BEGIN Supplied material
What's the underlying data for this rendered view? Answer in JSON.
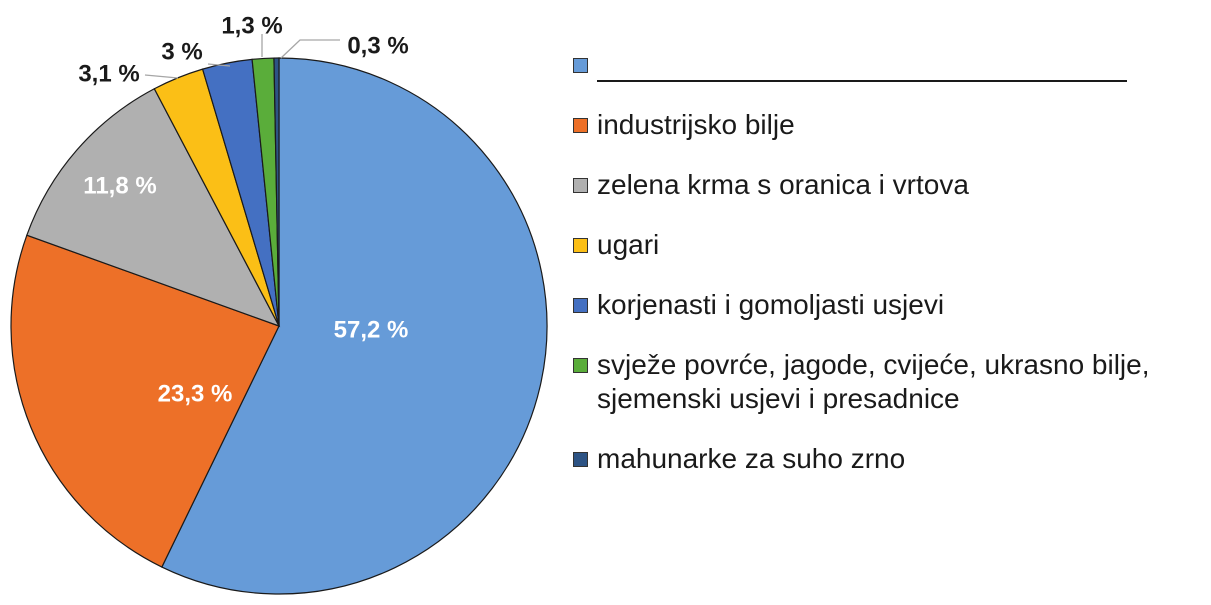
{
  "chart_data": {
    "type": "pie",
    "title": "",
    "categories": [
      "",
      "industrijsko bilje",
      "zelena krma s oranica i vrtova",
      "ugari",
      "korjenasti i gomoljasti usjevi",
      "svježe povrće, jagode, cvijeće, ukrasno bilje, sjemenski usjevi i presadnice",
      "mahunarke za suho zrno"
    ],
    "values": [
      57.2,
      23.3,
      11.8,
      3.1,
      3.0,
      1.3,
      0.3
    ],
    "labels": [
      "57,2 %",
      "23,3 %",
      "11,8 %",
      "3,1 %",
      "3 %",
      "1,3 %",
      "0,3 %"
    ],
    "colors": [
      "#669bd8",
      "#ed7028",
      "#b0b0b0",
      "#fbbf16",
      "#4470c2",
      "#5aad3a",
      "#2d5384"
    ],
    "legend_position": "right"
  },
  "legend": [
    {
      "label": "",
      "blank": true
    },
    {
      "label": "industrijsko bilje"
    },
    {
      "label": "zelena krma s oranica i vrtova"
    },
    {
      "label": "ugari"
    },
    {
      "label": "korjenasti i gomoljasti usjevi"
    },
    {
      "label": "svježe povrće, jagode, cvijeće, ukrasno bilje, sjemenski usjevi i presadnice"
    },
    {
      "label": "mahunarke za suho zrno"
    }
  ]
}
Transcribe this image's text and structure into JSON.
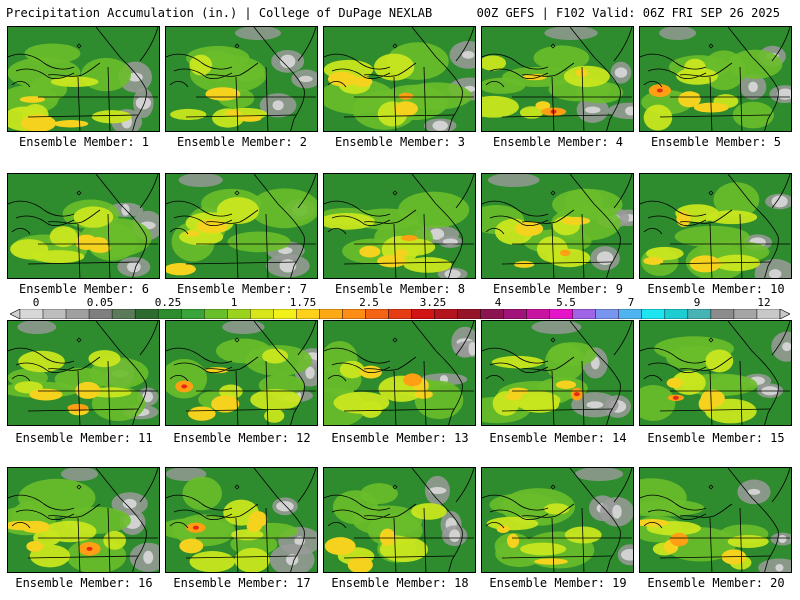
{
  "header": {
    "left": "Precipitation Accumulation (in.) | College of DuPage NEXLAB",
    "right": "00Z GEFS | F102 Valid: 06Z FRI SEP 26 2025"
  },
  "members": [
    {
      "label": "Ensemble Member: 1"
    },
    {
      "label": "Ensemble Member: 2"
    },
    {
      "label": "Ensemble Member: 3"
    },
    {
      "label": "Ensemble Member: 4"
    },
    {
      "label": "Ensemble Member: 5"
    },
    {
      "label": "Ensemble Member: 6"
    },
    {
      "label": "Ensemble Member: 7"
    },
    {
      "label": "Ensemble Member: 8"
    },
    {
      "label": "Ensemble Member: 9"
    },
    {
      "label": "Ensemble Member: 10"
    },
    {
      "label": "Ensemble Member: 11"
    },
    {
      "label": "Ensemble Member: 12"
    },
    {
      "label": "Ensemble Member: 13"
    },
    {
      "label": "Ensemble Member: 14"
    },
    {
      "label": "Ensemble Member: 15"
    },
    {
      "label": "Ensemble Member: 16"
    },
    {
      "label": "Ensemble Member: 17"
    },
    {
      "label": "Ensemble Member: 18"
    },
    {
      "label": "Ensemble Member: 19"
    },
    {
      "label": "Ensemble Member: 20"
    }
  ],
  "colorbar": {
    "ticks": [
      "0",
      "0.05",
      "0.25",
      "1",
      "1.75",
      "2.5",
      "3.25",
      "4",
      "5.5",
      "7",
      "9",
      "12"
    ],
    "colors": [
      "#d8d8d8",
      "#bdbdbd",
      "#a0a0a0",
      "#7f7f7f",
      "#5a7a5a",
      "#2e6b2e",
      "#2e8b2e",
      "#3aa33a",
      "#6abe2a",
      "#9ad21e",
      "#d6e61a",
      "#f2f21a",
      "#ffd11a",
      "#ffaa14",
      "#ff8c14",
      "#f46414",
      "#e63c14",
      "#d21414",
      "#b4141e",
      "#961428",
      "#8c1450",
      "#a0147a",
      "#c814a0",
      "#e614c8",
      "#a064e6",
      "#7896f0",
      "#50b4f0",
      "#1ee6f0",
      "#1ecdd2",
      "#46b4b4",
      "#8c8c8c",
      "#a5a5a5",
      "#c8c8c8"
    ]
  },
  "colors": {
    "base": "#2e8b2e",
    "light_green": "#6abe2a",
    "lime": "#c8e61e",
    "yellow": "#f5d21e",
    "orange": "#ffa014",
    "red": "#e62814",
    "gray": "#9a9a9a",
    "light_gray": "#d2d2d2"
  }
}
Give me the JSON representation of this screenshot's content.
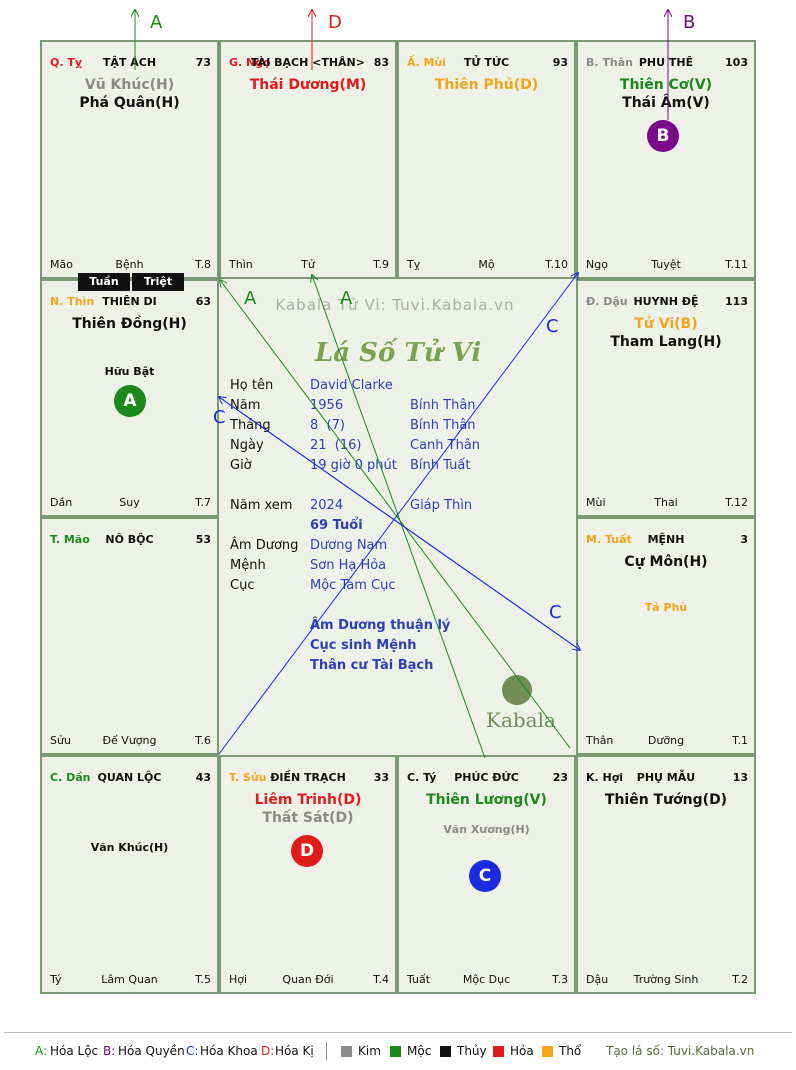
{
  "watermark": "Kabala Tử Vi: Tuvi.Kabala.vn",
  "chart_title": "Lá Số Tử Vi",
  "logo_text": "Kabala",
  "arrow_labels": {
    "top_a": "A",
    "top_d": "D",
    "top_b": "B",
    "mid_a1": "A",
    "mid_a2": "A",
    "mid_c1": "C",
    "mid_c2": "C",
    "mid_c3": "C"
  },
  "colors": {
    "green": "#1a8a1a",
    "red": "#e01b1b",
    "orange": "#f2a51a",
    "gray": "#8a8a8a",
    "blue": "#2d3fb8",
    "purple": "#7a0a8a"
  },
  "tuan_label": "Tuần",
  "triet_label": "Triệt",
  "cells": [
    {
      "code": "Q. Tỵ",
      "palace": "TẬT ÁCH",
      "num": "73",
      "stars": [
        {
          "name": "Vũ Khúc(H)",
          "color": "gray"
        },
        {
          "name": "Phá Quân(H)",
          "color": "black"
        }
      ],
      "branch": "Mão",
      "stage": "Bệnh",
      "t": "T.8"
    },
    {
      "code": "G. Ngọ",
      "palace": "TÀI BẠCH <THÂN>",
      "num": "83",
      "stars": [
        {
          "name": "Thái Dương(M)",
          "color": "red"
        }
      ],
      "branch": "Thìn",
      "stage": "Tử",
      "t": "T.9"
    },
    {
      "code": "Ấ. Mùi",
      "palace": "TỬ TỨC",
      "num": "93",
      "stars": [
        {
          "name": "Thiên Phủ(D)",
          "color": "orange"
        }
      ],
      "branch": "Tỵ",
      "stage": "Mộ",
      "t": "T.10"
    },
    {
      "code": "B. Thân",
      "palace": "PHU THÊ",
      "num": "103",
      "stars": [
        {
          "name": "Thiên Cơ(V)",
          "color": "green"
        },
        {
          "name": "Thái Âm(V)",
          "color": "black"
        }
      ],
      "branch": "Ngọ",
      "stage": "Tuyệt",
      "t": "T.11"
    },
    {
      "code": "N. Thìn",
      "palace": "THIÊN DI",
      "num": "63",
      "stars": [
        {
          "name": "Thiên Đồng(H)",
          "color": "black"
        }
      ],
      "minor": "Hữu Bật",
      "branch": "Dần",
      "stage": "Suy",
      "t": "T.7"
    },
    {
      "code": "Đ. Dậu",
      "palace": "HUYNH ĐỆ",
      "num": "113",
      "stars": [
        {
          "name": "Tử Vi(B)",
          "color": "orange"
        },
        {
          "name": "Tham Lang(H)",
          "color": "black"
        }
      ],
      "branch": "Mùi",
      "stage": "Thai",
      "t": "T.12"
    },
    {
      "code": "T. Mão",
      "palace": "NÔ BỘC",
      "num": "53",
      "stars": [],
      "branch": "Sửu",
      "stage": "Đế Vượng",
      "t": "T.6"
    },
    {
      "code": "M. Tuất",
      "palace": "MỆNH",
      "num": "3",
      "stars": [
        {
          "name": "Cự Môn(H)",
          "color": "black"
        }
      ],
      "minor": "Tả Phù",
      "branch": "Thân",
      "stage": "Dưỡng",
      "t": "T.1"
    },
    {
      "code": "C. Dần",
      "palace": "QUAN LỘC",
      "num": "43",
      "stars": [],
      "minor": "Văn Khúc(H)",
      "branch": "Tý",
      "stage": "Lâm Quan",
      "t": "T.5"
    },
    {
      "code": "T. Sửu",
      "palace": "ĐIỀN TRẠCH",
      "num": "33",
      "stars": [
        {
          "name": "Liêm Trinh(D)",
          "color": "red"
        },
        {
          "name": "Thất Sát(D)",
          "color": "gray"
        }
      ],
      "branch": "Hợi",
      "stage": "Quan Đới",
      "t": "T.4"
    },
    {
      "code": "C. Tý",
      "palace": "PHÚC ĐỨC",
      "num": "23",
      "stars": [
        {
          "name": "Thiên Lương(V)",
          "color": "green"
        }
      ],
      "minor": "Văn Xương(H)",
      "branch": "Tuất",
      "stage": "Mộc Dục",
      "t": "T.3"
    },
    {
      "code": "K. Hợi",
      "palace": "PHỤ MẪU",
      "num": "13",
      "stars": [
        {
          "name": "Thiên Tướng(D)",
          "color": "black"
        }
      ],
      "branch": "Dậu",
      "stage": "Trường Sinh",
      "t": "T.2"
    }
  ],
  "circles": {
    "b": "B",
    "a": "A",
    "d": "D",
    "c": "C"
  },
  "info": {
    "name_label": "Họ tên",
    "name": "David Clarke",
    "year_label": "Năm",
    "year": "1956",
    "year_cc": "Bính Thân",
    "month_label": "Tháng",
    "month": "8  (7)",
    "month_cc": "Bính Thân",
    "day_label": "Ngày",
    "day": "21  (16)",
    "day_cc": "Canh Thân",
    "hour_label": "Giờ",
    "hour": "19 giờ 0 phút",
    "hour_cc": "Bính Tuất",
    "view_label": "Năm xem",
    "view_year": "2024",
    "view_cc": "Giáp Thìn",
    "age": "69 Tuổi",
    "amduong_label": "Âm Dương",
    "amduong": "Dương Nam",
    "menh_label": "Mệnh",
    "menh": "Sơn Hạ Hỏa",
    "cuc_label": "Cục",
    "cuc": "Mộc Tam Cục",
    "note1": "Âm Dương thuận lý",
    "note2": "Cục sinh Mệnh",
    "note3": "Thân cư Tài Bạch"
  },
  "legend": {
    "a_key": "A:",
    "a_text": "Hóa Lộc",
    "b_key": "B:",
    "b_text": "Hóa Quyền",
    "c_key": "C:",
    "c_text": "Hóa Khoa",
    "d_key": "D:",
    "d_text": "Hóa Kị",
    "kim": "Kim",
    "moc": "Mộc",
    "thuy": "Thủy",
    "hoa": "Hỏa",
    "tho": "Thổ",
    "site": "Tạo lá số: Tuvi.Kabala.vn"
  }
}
END Supplied material
▸ **What to do**
Exactly how many lines contain "stage"? State the number and nothing else.

▸ **Answer for this exercise**
12